Lift every line from the entries that includes the word "TRUNK".

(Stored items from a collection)

═══

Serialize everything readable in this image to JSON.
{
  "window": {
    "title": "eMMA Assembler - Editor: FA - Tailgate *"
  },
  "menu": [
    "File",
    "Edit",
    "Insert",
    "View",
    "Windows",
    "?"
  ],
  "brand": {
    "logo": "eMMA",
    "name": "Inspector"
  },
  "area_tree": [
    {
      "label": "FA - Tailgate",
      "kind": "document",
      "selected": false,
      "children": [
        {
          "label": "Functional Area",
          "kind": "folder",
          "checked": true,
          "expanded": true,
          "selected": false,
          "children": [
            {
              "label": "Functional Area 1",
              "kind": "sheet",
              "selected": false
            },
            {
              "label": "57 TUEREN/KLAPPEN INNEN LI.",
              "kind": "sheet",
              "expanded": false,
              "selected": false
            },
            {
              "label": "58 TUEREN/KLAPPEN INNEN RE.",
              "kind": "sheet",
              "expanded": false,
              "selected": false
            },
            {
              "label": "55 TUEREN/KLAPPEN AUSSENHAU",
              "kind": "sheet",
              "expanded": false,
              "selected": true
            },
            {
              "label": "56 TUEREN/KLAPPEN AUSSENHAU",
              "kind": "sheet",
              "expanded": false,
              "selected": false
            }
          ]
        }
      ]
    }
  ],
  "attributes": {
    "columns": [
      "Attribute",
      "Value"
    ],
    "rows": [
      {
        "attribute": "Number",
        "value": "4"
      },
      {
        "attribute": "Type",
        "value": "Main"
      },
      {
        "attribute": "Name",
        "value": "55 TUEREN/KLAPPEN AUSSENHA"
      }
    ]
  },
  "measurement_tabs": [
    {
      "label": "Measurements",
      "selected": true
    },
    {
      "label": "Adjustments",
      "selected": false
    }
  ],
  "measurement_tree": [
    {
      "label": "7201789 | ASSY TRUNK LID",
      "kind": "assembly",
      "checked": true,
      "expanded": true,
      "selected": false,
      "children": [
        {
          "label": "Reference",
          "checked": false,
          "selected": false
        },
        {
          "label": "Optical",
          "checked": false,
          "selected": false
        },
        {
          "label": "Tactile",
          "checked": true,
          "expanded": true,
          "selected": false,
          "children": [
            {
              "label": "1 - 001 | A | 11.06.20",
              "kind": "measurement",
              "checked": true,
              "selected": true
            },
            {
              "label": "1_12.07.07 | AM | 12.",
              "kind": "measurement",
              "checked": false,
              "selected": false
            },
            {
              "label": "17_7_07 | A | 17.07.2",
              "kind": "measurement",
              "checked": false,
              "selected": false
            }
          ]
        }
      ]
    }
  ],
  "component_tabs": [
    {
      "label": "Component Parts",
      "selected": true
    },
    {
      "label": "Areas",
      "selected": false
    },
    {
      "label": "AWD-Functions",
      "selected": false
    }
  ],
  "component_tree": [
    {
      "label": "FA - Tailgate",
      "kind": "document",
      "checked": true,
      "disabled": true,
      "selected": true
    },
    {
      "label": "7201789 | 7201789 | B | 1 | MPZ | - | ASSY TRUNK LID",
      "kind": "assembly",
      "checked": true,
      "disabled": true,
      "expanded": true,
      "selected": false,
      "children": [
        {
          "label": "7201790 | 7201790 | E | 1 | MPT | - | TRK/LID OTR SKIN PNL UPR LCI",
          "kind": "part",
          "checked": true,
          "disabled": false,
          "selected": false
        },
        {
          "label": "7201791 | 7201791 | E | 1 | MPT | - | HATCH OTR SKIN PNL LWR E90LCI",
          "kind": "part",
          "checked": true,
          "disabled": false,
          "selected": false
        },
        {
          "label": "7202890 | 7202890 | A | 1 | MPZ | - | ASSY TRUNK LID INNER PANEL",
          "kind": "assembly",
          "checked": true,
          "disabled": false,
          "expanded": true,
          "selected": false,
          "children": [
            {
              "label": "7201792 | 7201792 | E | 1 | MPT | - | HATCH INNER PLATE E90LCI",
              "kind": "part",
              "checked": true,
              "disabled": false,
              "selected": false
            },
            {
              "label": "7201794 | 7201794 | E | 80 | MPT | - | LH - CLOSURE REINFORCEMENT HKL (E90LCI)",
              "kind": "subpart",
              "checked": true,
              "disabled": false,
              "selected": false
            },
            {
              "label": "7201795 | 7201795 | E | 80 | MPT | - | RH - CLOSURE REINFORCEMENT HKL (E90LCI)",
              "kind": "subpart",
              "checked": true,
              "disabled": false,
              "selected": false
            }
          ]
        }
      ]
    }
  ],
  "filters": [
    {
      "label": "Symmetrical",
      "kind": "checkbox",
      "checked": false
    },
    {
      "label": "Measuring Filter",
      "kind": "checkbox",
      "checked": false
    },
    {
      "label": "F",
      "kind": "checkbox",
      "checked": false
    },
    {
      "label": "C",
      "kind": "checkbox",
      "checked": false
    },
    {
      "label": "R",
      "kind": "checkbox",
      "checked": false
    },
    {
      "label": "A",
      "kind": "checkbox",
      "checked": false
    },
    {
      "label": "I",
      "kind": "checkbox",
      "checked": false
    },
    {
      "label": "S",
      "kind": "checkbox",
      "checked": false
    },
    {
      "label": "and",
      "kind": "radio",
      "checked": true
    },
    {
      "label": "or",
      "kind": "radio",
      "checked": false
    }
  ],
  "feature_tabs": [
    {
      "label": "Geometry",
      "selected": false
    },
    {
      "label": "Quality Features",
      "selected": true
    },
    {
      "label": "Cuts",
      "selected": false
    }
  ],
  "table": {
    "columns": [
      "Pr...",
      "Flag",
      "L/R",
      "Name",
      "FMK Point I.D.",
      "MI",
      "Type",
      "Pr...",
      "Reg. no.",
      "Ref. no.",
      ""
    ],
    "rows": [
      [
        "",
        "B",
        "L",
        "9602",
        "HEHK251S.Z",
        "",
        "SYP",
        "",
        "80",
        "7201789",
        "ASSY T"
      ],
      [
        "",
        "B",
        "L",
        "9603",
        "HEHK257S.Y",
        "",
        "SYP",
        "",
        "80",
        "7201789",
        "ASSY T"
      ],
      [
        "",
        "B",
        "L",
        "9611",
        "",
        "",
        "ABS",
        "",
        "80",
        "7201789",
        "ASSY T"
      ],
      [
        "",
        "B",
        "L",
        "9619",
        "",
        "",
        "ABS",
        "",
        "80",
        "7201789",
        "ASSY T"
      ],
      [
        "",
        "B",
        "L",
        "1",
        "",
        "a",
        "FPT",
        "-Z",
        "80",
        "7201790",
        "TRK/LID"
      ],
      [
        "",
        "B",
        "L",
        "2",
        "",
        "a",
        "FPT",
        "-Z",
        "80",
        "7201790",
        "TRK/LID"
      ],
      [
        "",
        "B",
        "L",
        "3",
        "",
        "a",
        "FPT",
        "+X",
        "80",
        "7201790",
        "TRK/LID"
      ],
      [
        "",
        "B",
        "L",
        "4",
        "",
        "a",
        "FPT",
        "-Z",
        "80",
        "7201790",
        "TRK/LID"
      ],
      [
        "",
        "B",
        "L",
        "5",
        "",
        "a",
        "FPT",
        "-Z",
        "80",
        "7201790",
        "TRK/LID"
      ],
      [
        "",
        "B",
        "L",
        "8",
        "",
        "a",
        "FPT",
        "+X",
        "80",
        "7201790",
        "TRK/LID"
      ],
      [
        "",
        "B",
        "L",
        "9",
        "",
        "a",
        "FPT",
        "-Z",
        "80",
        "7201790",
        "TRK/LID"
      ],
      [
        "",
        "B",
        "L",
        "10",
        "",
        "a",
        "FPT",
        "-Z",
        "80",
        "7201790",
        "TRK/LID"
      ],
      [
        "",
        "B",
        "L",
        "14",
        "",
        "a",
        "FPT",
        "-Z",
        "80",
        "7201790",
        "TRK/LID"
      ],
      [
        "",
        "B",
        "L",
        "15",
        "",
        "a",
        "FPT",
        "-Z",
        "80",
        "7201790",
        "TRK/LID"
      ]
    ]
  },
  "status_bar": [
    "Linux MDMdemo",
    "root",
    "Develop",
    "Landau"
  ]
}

═══

* Exercise result
      "label": "7201789 | ASSY TRUNK LID",
      "label": "7201789 | 7201789 | B | 1 | MPZ | - | ASSY TRUNK LID",
          "label": "7202890 | 7202890 | A | 1 | MPZ | - | ASSY TRUNK LID INNER PANEL",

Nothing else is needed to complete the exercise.